----- Listing -----

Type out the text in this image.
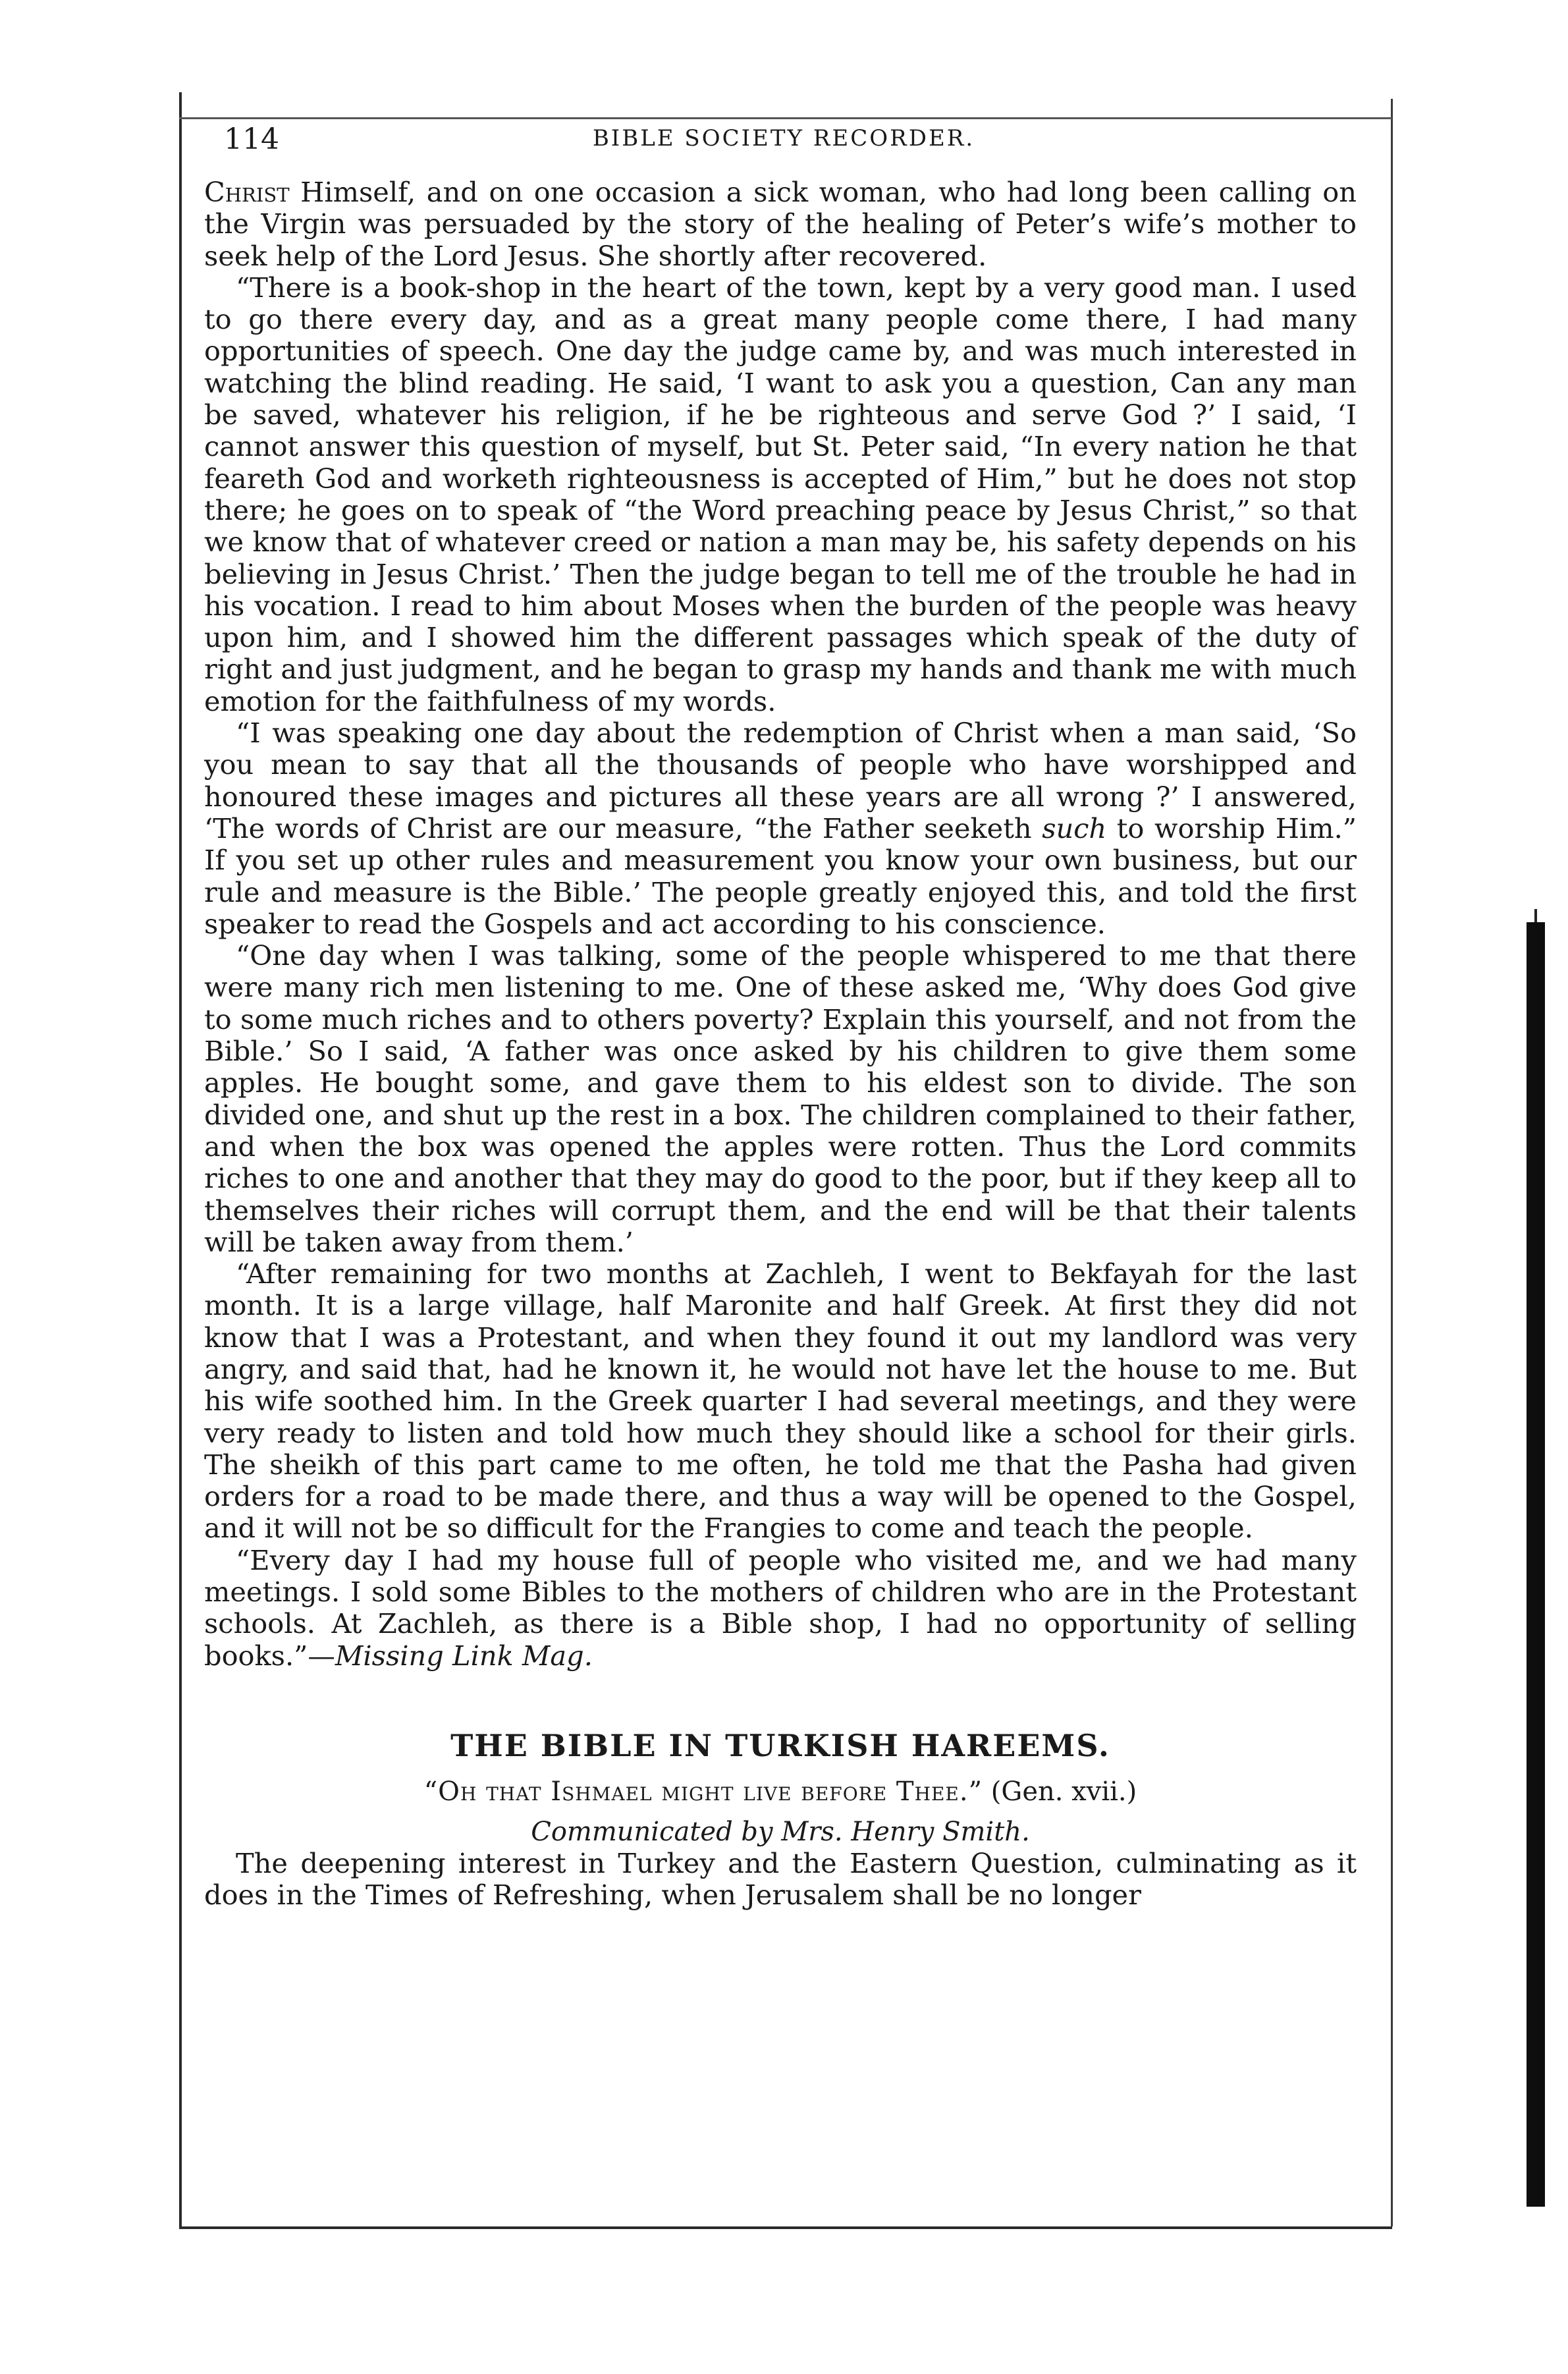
114	BIBLE SOCIETY RECORDER.

Christ Himself, and on one occasion a sick woman, who had long been calling on the Virgin was persuaded by the story of the healing of Peter’s wife’s mother to seek help of the Lord Jesus. She shortly after recovered.

“There is a book-shop in the heart of the town, kept by a very good man. I used to go there every day, and as a great many people come there, I had many opportunities of speech. One day the judge came by, and was much interested in watching the blind reading. He said, ‘I want to ask you a question, Can any man be saved, whatever his religion, if he be righteous and serve God ?’ I said, ‘I cannot answer this question of myself, but St. Peter said, “In every nation he that feareth God and worketh righteousness is accepted of Him,” but he does not stop there; he goes on to speak of “the Word preaching peace by Jesus Christ,” so that we know that of whatever creed or nation a man may be, his safety depends on his believing in Jesus Christ.’ Then the judge began to tell me of the trouble he had in his vocation. I read to him about Moses when the burden of the people was heavy upon him, and I showed him the different passages which speak of the duty of right and just judgment, and he began to grasp my hands and thank me with much emotion for the faithfulness of my words.

“I was speaking one day about the redemption of Christ when a man said, ‘So you mean to say that all the thousands of people who have worshipped and honoured these images and pictures all these years are all wrong ?’ I answered, ‘The words of Christ are our measure, “the Father seeketh such to worship Him.” If you set up other rules and measurement you know your own business, but our rule and measure is the Bible.’ The people greatly enjoyed this, and told the first speaker to read the Gospels and act according to his conscience.

“One day when I was talking, some of the people whispered to me that there were many rich men listening to me. One of these asked me, ‘Why does God give to some much riches and to others poverty? Explain this yourself, and not from the Bible.’ So I said, ‘A father was once asked by his children to give them some apples. He bought some, and gave them to his eldest son to divide. The son divided one, and shut up the rest in a box. The children complained to their father, and when the box was opened the apples were rotten. Thus the Lord commits riches to one and another that they may do good to the poor, but if they keep all to themselves their riches will corrupt them, and the end will be that their talents will be taken away from them.’

“After remaining for two months at Zachleh, I went to Bekfayah for the last month. It is a large village, half Maronite and half Greek. At first they did not know that I was a Protestant, and when they found it out my landlord was very angry, and said that, had he known it, he would not have let the house to me. But his wife soothed him. In the Greek quarter I had several meetings, and they were very ready to listen and told how much they should like a school for their girls. The sheikh of this part came to me often, he told me that the Pasha had given orders for a road to be made there, and thus a way will be opened to the Gospel, and it will not be so difficult for the Frangies to come and teach the people.

“Every day I had my house full of people who visited me, and we had many meetings. I sold some Bibles to the mothers of children who are in the Protestant schools. At Zachleh, as there is a Bible shop, I had no opportunity of selling books.”—Missing Link Mag.

THE BIBLE IN TURKISH HAREEMS.
“Oh that Ishmael might live before Thee.” (Gen. xvii.)
Communicated by Mrs. Henry Smith.

The deepening interest in Turkey and the Eastern Question, culminating as it does in the Times of Refreshing, when Jerusalem shall be no longer
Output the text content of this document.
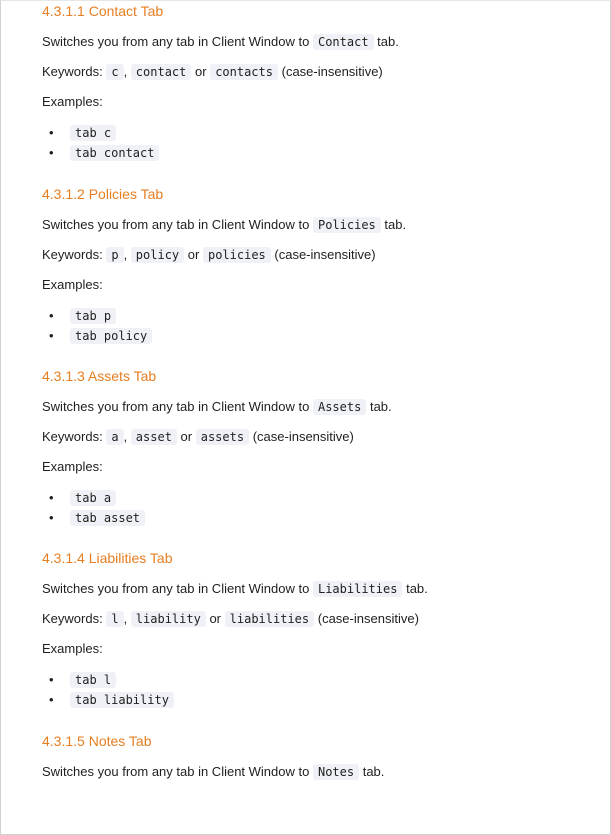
4.3.1.1 Contact Tab

Switches you from any tab in Client Window to Contact tab.

Keywords: c , contact or contacts (case-insensitive)

Examples:

• tab c
• tab contact
4.3.1.2 Policies Tab

Switches you from any tab in Client Window to Policies tab.

Keywords: p , policy or policies (case-insensitive)

Examples:

• tab p
• tab policy
4.3.1.3 Assets Tab

Switches you from any tab in Client Window to Assets tab.

Keywords: a , asset or assets (case-insensitive)

Examples:

• tab a
• tab asset
4.3.1.4 Liabilities Tab

Switches you from any tab in Client Window to Liabilities tab.

Keywords: l , liability or liabilities (case-insensitive)

Examples:

• tab l
• tab liability
4.3.1.5 Notes Tab

Switches you from any tab in Client Window to Notes tab.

-----

> _What is needed_: Each line that contains the word "Window" counts toward the total; give only that total.

> _Complete output_: 5